Trecho selecionado:
___

Dante Mantovani, presidente da Funarte, implementa o Sistema Nacional de Orquestras Sociais

Dante Mantovani, presidente da Funarte, implementa o Sistema Nacional de Orquestras Sociais

Alvaro Siviero

18 de janeiro de 2020 | 11h08

Faltavam poucos minutos para o início da entrevista coletiva do presidente da Funarte, maestro Dante Mantovani, com veículos de imprensa e membros da classe artística na última quinta-feira (16), quando cheguei ao auditório na sede da entidade. Era muita gente. Gente graúda. Afinal de contas, o momento cultural nacional e a importância das artes na formação do indivíduo exigiam essa presença massiva. Para os que não possuem essa informação, a FUNARTE – Fundação Nacional das Artes (órgão vinculado ao Ministério da Cidadania) exerce papel fundamental no fomento de programas dirigidos às áreas das artes visuais, música, dança, circo, teatro e tantos outros integrados do setor cultural de âmbito federal.

De modo claro, concreto, completo (dentro do que cabe em uma coletiva) e conciso, o maestro Dante Mantovani comportava-se como um cirurgião, detectando os problemas, acionando seu bisturi e, com firmeza e profissionalismo, apoiado em tecnicidade, mostrava a traços largos a nova sinfonia que será regida pelas novas diretrizes do empreendedorismo cultural para 2020. O programa Funarte – 45 anos cobrará resultados que começarão, inclusive, a ser mensurados pelo IPEA. Tudo preto no branco.

A primeira grande notícia foi o aumento considerável do orçamento da instituição: de R$12 milhões (2019) para R$38 milhões (2020). A segunda excelente notícia será a implementação do Sistema Nacional de Orquestras Sociais que proporcionará, em todas as regiões do Brasil, um projeto-escola de formação musical, um verdadeiro programa de resgate cultural, educacional e social que retira jovens de situação de risco como violência, drogas, ociosidade, analfabetismo, desemprego, prostituição e criminalidade. É a arte atuando como eixo estratégico de desenvolvimento, de transformação social, permitindo que o maior número de pessoas possível, cada cidadão brasileiro, possa ser beneficiado. Esse projeto será o condutor de todos os demais. Tendo a música como elo de ligação entre todas as áreas da arte, promoverá a transversalidade das ações artísticas, realizadas pela Funarte ou em parceria com a instituição. Um programa que, bem-sucedido, certamente transformará a Funarte em uma vitrine da cultura do país e, como efeito dominó, criará uma atividade econômica. “O enorme potencial que têm as artes para impulso à economia do país está associado ao valor social desse crescimento, no estímulo ao empreendedorismo nas artes”.

___

Registros de dados:

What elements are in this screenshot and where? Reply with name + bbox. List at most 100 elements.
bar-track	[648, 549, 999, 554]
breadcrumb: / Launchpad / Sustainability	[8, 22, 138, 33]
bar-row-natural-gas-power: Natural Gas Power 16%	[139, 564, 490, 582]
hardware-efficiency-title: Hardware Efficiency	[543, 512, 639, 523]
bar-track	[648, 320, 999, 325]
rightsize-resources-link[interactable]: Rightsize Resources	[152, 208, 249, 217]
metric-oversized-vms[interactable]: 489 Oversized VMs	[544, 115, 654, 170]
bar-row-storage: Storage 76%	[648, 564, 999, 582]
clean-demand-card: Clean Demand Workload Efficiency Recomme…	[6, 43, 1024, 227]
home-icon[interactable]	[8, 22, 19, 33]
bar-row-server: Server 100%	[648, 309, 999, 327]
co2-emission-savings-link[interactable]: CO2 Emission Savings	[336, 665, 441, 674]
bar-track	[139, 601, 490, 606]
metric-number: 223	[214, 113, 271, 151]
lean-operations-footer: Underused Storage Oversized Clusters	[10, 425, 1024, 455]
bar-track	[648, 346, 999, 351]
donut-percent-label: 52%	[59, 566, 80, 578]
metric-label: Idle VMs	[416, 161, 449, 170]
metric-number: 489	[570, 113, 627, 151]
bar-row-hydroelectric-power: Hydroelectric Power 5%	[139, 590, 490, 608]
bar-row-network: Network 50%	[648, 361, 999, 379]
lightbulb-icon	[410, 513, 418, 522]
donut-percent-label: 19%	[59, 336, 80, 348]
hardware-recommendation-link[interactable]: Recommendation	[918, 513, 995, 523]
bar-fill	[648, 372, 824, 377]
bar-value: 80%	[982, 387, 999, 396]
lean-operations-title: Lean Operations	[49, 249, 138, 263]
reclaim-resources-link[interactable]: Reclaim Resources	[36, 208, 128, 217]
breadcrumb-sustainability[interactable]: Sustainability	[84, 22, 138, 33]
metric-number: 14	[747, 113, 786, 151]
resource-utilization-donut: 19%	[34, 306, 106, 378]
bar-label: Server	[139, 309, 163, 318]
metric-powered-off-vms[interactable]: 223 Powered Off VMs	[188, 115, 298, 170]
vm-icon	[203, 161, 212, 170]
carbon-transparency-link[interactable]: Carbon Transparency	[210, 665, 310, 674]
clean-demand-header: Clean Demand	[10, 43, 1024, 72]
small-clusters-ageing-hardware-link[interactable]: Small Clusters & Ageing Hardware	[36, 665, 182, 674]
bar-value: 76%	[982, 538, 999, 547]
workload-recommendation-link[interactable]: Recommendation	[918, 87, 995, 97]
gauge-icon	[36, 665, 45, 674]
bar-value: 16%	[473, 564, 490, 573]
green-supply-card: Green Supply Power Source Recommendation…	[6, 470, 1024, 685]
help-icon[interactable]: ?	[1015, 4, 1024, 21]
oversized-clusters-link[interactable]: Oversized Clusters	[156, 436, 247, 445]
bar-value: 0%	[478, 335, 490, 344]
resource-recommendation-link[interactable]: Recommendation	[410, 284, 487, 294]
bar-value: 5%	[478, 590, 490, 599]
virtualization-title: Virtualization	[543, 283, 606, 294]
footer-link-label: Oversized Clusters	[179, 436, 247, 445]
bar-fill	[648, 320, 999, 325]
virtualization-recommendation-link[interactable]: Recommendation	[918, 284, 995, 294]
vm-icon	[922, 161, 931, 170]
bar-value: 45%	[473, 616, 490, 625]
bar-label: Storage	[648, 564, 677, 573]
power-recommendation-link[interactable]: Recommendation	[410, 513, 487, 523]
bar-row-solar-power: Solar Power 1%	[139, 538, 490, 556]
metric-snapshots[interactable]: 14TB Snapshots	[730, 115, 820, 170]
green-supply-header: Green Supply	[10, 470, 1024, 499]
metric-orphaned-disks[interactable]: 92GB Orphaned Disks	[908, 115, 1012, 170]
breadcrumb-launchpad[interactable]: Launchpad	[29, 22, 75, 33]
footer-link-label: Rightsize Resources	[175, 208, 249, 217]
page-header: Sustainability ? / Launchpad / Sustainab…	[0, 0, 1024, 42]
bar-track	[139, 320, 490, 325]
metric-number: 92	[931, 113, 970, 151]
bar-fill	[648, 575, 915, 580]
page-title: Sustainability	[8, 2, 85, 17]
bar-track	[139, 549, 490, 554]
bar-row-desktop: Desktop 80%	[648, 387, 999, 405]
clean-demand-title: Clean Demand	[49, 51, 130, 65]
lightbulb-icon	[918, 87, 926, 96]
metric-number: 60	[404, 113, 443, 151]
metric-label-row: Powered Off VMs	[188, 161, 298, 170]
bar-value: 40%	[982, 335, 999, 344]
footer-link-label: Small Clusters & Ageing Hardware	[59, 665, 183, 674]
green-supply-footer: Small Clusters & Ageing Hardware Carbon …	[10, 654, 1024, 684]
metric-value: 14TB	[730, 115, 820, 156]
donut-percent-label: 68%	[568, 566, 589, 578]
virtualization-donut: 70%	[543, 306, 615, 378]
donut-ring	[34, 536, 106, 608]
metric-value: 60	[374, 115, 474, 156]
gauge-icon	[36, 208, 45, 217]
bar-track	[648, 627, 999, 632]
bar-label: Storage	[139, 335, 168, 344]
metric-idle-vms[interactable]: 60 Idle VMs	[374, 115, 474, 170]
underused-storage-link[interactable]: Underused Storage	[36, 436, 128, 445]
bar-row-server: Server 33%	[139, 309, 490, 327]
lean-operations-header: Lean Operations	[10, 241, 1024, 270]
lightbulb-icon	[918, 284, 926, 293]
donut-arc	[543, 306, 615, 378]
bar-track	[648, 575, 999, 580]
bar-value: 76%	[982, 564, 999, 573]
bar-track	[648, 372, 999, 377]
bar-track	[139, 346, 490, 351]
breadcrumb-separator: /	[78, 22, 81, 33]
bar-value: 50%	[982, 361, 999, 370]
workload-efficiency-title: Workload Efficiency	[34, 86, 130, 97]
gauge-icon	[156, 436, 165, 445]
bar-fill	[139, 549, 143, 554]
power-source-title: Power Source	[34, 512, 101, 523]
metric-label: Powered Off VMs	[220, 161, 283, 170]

___

Conjunto de tarefas:
(1) Resuma em duas frases o texto sobre a Funarte.
(2) Dê continuidade ao texto sobre a Funarte a partir do ponto em que ele termina.
O material não é necessário para realizar as tarefas.

Respostas por tarefa:
(1) Em entrevista coletiva na quinta-feira (16), o presidente da Funarte, maestro Dante Mantovani, apresentou as novas diretrizes do empreendedorismo cultural para 2020, cujos resultados começarão a ser mensurados pelo IPEA. Entre os anúncios, destacaram-se o aumento do orçamento da instituição de R$12 milhões (2019) para R$38 milhões (2020) e a implementação do Sistema Nacional de Orquestras Sociais, um projeto-escola de formação musical em todas as regiões do Brasil que retira jovens de situações de risco.

(2)
Outra iniciativa, acompanhada pelos olhos atentos dos presentes, será a promoção de um sólido sistema de mecenato, realizando encontro entre empresários e a classe artística. Neste encontro, a Lei Rouanet (lei de incentivo fiscal federal) deverá ser explanada em detalhe, sanando desinformações e ruídos gerados por casos pontuais de mau uso. A “demonização” pela qual ela foi submetida é uma falácia. Segundo Dante Mantovani, o empresariado que se une ao Governo na promoção da cultura, apoiando e patrocinando projetos – contrariamente ao que afirmam os incautos –  receberá todo o apoio e parceria por parte do Governo Federal.

“A formação de público é uma das missões mais importantes da Funarte. O público representa um dos importantes grandes elos da cadeia produtiva artística. Afinal, a arte se destina a ele e é ele quem a consome. A qualificação de novas plateias é fundamental: queremos que os alunos se formem no ensino médio e conheçam o nome de grandes artistas como Carlos Gomes, Villa-Lobos, Machado de Assis, José Maurício Nunes Garcia, entre outros. Temos que fazer com que nossos grandes artistas sejam conhecidos”, afirmou Mantovani.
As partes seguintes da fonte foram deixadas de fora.